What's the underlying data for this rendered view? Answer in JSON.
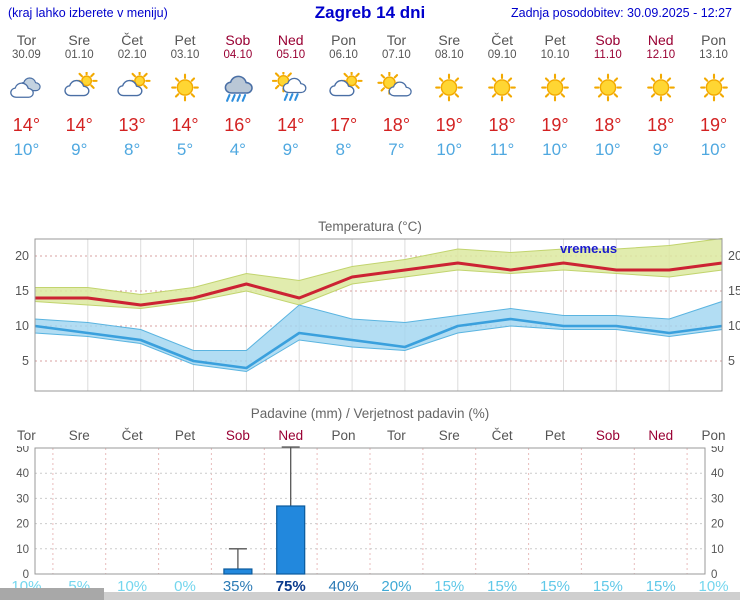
{
  "header": {
    "left_note": "(kraj lahko izberete v meniju)",
    "title": "Zagreb 14 dni",
    "updated": "Zadnja posodobitev: 30.09.2025 - 12:27"
  },
  "days": [
    {
      "name": "Tor",
      "date": "30.09",
      "icon": "cloudy",
      "tmax": 14,
      "tmin": 10,
      "weekend": false
    },
    {
      "name": "Sre",
      "date": "01.10",
      "icon": "mostly-cloudy",
      "tmax": 14,
      "tmin": 9,
      "weekend": false
    },
    {
      "name": "Čet",
      "date": "02.10",
      "icon": "mostly-cloudy",
      "tmax": 13,
      "tmin": 8,
      "weekend": false
    },
    {
      "name": "Pet",
      "date": "03.10",
      "icon": "sunny",
      "tmax": 14,
      "tmin": 5,
      "weekend": false
    },
    {
      "name": "Sob",
      "date": "04.10",
      "icon": "rain",
      "tmax": 16,
      "tmin": 4,
      "weekend": true
    },
    {
      "name": "Ned",
      "date": "05.10",
      "icon": "sun-rain",
      "tmax": 14,
      "tmin": 9,
      "weekend": true
    },
    {
      "name": "Pon",
      "date": "06.10",
      "icon": "mostly-cloudy",
      "tmax": 17,
      "tmin": 8,
      "weekend": false
    },
    {
      "name": "Tor",
      "date": "07.10",
      "icon": "partly-cloudy",
      "tmax": 18,
      "tmin": 7,
      "weekend": false
    },
    {
      "name": "Sre",
      "date": "08.10",
      "icon": "sunny",
      "tmax": 19,
      "tmin": 10,
      "weekend": false
    },
    {
      "name": "Čet",
      "date": "09.10",
      "icon": "sunny",
      "tmax": 18,
      "tmin": 11,
      "weekend": false
    },
    {
      "name": "Pet",
      "date": "10.10",
      "icon": "sunny",
      "tmax": 19,
      "tmin": 10,
      "weekend": false
    },
    {
      "name": "Sob",
      "date": "11.10",
      "icon": "sunny",
      "tmax": 18,
      "tmin": 10,
      "weekend": true
    },
    {
      "name": "Ned",
      "date": "12.10",
      "icon": "sunny",
      "tmax": 18,
      "tmin": 9,
      "weekend": true
    },
    {
      "name": "Pon",
      "date": "13.10",
      "icon": "sunny",
      "tmax": 19,
      "tmin": 10,
      "weekend": false
    }
  ],
  "colors": {
    "header_blue": "#0000cc",
    "tmax_red": "#d32222",
    "tmin_blue": "#4fa8e0",
    "weekend": "#990033",
    "weekday": "#555555",
    "max_band": "#dce9a0",
    "min_band": "#9fd4f0",
    "bar_fill": "#2288dd",
    "bar_stroke": "#0a5a9c",
    "watermark": "#1a1acc"
  },
  "chart_data": [
    {
      "id": "temperature",
      "type": "line",
      "title": "Temperatura (°C)",
      "watermark": "vreme.us",
      "categories": [
        "Tor",
        "Sre",
        "Čet",
        "Pet",
        "Sob",
        "Ned",
        "Pon",
        "Tor",
        "Sre",
        "Čet",
        "Pet",
        "Sob",
        "Ned",
        "Pon"
      ],
      "ylim": [
        0,
        22.5
      ],
      "yticks": [
        5,
        10,
        15,
        20
      ],
      "grid": true,
      "series": [
        {
          "name": "max-temp",
          "values": [
            14,
            14,
            13,
            14,
            16,
            14,
            17,
            18,
            19,
            18,
            19,
            18,
            18,
            19
          ],
          "color": "#cc2233"
        },
        {
          "name": "min-temp",
          "values": [
            10,
            9,
            8,
            5,
            4,
            9,
            8,
            7,
            10,
            11,
            10,
            10,
            9,
            10
          ],
          "color": "#3aa0dd"
        },
        {
          "name": "max-temp-range-upper",
          "values": [
            15.5,
            15.5,
            14.5,
            15.5,
            17.5,
            16.5,
            18.5,
            19.5,
            21,
            20.5,
            21,
            21,
            21.5,
            22.5
          ]
        },
        {
          "name": "max-temp-range-lower",
          "values": [
            13.5,
            13,
            12.5,
            13.5,
            15,
            13,
            16,
            17,
            18,
            17.5,
            18,
            17.5,
            17,
            18
          ]
        },
        {
          "name": "min-temp-range-upper",
          "values": [
            11,
            10.5,
            9.5,
            6.5,
            6.5,
            13,
            11,
            10.5,
            11.5,
            12.5,
            11.5,
            11.5,
            11,
            13.5
          ]
        },
        {
          "name": "min-temp-range-lower",
          "values": [
            9,
            8.5,
            7.5,
            4.5,
            3.5,
            8,
            7,
            6.5,
            9,
            10,
            9.5,
            9.5,
            8.5,
            9.5
          ]
        }
      ]
    },
    {
      "id": "precipitation",
      "type": "bar",
      "title": "Padavine (mm) / Verjetnost padavin (%)",
      "categories": [
        "Tor",
        "Sre",
        "Čet",
        "Pet",
        "Sob",
        "Ned",
        "Pon",
        "Tor",
        "Sre",
        "Čet",
        "Pet",
        "Sob",
        "Ned",
        "Pon"
      ],
      "weekend_flags": [
        false,
        false,
        false,
        false,
        true,
        true,
        false,
        false,
        false,
        false,
        false,
        true,
        true,
        false
      ],
      "ylim": [
        0,
        52
      ],
      "yticks": [
        0,
        10,
        20,
        30,
        40,
        50
      ],
      "values": [
        0,
        0,
        0,
        0,
        2,
        27,
        0,
        0,
        0,
        0,
        0,
        0,
        0,
        0
      ],
      "whisker_max": [
        0,
        0,
        0,
        0,
        10,
        52,
        0,
        0,
        0,
        0,
        0,
        0,
        0,
        0
      ],
      "probabilities": [
        10,
        5,
        10,
        0,
        35,
        75,
        40,
        20,
        15,
        15,
        15,
        15,
        15,
        10
      ]
    }
  ]
}
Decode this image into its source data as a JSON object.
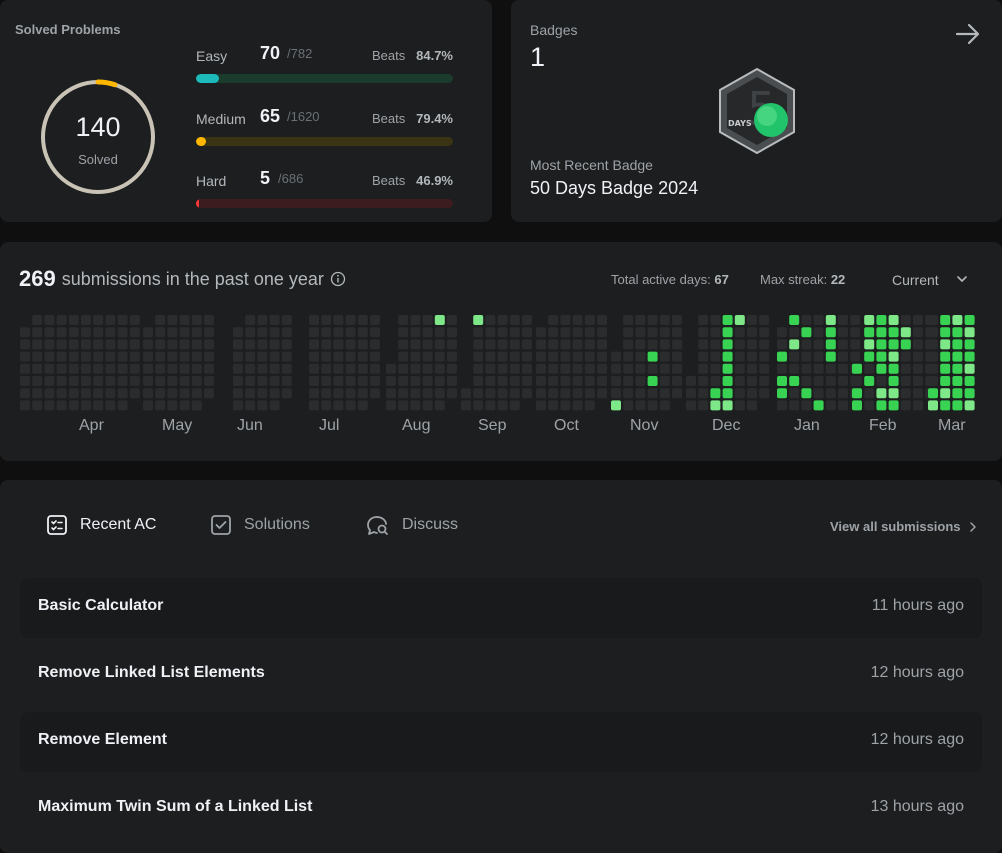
{
  "solved": {
    "title": "Solved Problems",
    "total": "140",
    "label": "Solved",
    "difficulties": [
      {
        "name": "Easy",
        "solved": "70",
        "total": "/782",
        "beats_label": "Beats",
        "beats": "84.7%",
        "color": "#1cbaba",
        "track": "#1b3b2d",
        "fraction": 0.0895
      },
      {
        "name": "Medium",
        "solved": "65",
        "total": "/1620",
        "beats_label": "Beats",
        "beats": "79.4%",
        "color": "#ffb700",
        "track": "#3a3314",
        "fraction": 0.0401
      },
      {
        "name": "Hard",
        "solved": "5",
        "total": "/686",
        "beats_label": "Beats",
        "beats": "46.9%",
        "color": "#f63737",
        "track": "#3c1c1e",
        "fraction": 0.0073
      }
    ]
  },
  "badges": {
    "label": "Badges",
    "count": "1",
    "arrow_icon": "arrow-right-icon",
    "recent_label": "Most Recent Badge",
    "recent_name": "50 Days Badge 2024",
    "badge_text": "DAYS",
    "badge_digit": "5"
  },
  "heatmap": {
    "count": "269",
    "text": "submissions in the past one year",
    "active_label": "Total active days:",
    "active_value": "67",
    "streak_label": "Max streak:",
    "streak_value": "22",
    "range": "Current",
    "months": [
      "Apr",
      "May",
      "Jun",
      "Jul",
      "Aug",
      "Sep",
      "Oct",
      "Nov",
      "Dec",
      "Jan",
      "Feb",
      "Mar"
    ],
    "colors": {
      "empty": "#2a2c2e",
      "l1": "#0e4429",
      "l2": "#26a641",
      "l3": "#39d353",
      "l4": "#7ee787"
    }
  },
  "recent": {
    "tabs": [
      {
        "label": "Recent AC",
        "icon": "checklist-icon"
      },
      {
        "label": "Solutions",
        "icon": "check-square-icon"
      },
      {
        "label": "Discuss",
        "icon": "discuss-icon"
      }
    ],
    "view_all": "View all submissions",
    "items": [
      {
        "title": "Basic Calculator",
        "time": "11 hours ago"
      },
      {
        "title": "Remove Linked List Elements",
        "time": "12 hours ago"
      },
      {
        "title": "Remove Element",
        "time": "12 hours ago"
      },
      {
        "title": "Maximum Twin Sum of a Linked List",
        "time": "13 hours ago"
      }
    ]
  }
}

▶ [Objective]: Find all lines with "track" in them and copy each one.

▶ [The result]:
        "track": "#1b3b2d",
        "track": "#3a3314",
        "track": "#3c1c1e",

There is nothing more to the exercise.